Sunday, July 22, 2012

Belle et rebelle


(Did a slightly shorter version of this for The Hindu)
Facing me is a white wooden door with graffiti sprayed across it. As I pass through it and walk down a flight of cemented stairs, the light fades and the temperature drops sharply. My phone beeps that it has no signal.
I am several meters underground in a bunker that was a German air raid shelter during World War II. And for a moment, the world I know seems very distant.
Then lights flicker on, lighting up the concrete- and metal-lined corridors of the Musée Rochelais de la Dernière Guerre or the La Rochelle Museum of the Last War. Almost simultaneously, Jean-Luc Labour’s vibrant voice fills the space, as he starts talking about how he acquired the bunker in the early 1980s and turned it into a museum that tells the story of La Rochelle and France during World War II.
--*--
> _Problem set_
1. Answer these about the La Rochelle bunker museum post:
(a) What does the phone beep?
(b) What was the bunker during World War II?
(c) When did Jean-Luc Labour acquire the bunker?
2. Write out the La Rochelle bunker museum post between "(Did a slightly" and "France during World War II.", inclusive, substituting "hallways" for "corridors".

> _Dataset extract_
--*--
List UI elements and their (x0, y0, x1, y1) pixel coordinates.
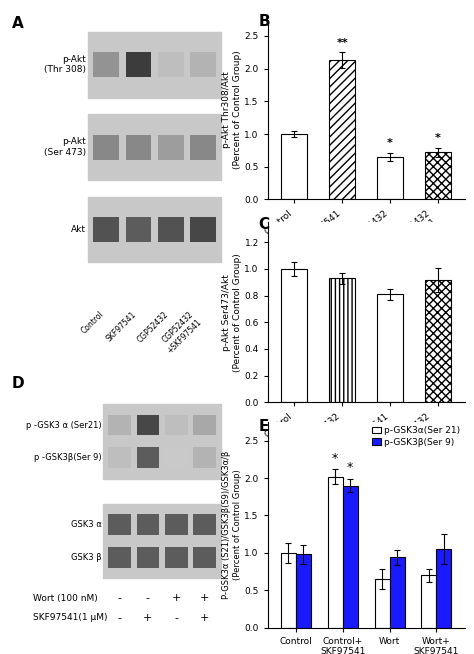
--*--
> _Expected results_
1.
(a) That it has no signal.
(b) A German air raid shelter.
(c) In the early 1980s.

2.
(Did a slightly shorter version of this for The Hindu)
Facing me is a white wooden door with graffiti sprayed across it. As I pass through it and walk down a flight of cemented stairs, the light fades and the temperature drops sharply. My phone beeps that it has no signal.
I am several meters underground in a bunker that was a German air raid shelter during World War II. And for a moment, the world I know seems very distant.
Then lights flicker on, lighting up the concrete- and metal-lined hallways of the Musée Rochelais de la Dernière Guerre or the La Rochelle Museum of the Last War. Almost simultaneously, Jean-Luc Labour’s vibrant voice fills the space, as he starts talking about how he acquired the bunker in the early 1980s and turned it into a museum that tells the story of La Rochelle and France during World War II.